Records contained in a dataset:
-- Opening Marker --

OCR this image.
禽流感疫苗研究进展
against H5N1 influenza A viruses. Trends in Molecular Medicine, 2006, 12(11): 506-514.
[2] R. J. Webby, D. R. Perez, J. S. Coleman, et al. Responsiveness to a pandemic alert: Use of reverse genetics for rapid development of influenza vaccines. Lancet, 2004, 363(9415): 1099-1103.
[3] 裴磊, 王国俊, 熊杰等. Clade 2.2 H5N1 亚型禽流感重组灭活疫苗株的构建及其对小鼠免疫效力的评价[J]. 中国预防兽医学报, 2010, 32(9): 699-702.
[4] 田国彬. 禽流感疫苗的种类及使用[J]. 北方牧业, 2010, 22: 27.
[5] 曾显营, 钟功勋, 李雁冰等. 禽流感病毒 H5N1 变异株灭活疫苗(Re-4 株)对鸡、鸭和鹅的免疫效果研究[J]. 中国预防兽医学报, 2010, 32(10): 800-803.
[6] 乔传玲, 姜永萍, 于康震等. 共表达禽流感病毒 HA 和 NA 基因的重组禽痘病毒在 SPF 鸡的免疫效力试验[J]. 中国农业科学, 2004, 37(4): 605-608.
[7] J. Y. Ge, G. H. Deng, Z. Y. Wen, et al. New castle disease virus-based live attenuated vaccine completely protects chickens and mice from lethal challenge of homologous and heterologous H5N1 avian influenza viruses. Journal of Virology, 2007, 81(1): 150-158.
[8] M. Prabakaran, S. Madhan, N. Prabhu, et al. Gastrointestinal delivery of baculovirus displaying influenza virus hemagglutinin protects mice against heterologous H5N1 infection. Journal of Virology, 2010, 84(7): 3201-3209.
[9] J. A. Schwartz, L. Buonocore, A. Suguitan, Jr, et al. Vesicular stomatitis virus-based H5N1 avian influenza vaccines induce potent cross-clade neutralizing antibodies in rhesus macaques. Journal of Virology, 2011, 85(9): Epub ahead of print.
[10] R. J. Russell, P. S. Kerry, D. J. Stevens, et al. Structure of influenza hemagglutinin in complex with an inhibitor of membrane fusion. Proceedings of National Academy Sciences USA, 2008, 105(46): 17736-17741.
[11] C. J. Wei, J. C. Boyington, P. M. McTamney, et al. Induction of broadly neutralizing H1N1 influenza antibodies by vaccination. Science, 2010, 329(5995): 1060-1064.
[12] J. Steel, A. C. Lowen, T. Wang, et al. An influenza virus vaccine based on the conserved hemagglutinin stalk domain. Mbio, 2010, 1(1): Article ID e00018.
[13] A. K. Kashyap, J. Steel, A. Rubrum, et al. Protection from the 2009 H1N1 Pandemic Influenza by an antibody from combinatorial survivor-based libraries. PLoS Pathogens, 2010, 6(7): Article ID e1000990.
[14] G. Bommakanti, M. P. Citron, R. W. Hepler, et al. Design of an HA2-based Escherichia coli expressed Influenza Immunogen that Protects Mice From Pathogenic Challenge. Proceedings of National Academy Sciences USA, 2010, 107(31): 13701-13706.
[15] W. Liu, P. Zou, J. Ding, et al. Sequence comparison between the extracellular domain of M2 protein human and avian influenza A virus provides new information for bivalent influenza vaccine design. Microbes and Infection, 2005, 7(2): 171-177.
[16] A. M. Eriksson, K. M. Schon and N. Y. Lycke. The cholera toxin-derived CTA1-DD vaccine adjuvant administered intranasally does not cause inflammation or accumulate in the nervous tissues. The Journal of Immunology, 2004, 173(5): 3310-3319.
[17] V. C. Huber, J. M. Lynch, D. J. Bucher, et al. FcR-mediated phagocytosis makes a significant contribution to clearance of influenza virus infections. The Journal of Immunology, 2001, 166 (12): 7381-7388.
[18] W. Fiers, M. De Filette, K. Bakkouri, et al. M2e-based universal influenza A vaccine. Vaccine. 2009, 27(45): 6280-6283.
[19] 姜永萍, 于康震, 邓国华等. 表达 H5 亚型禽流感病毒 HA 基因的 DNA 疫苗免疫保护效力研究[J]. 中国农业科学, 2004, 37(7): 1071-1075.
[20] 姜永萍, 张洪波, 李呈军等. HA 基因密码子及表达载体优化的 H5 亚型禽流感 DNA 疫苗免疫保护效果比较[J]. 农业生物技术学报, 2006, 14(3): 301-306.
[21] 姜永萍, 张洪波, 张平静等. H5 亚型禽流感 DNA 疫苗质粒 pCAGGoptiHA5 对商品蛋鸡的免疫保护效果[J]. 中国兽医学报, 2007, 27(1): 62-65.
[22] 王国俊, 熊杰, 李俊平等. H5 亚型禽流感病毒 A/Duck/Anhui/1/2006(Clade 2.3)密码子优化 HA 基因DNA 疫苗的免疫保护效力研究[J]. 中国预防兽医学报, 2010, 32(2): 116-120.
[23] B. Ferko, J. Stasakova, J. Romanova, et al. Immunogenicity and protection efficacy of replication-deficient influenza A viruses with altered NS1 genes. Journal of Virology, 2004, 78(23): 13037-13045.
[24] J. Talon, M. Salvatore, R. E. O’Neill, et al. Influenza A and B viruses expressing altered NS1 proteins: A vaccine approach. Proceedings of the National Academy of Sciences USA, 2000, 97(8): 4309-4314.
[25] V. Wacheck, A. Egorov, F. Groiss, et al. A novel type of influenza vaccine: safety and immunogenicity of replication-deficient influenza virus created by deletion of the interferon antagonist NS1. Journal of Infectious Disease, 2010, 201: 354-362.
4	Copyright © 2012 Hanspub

-- Closing Marker --

**Problem to work on**
Check the entries above line by line and return each one containing the word "Virology".

**Exercise answer**
[7] J. Y. Ge, G. H. Deng, Z. Y. Wen, et al. New castle disease virus-based live attenuated vaccine completely protects chickens and mice from lethal challenge of homologous and heterologous H5N1 avian influenza viruses. Journal of Virology, 2007, 81(1): 150-158.
[8] M. Prabakaran, S. Madhan, N. Prabhu, et al. Gastrointestinal delivery of baculovirus displaying influenza virus hemagglutinin protects mice against heterologous H5N1 infection. Journal of Virology, 2010, 84(7): 3201-3209.
[9] J. A. Schwartz, L. Buonocore, A. Suguitan, Jr, et al. Vesicular stomatitis virus-based H5N1 avian influenza vaccines induce potent cross-clade neutralizing antibodies in rhesus macaques. Journal of Virology, 2011, 85(9): Epub ahead of print.
[23] B. Ferko, J. Stasakova, J. Romanova, et al. Immunogenicity and protection efficacy of replication-deficient influenza A viruses with altered NS1 genes. Journal of Virology, 2004, 78(23): 13037-13045.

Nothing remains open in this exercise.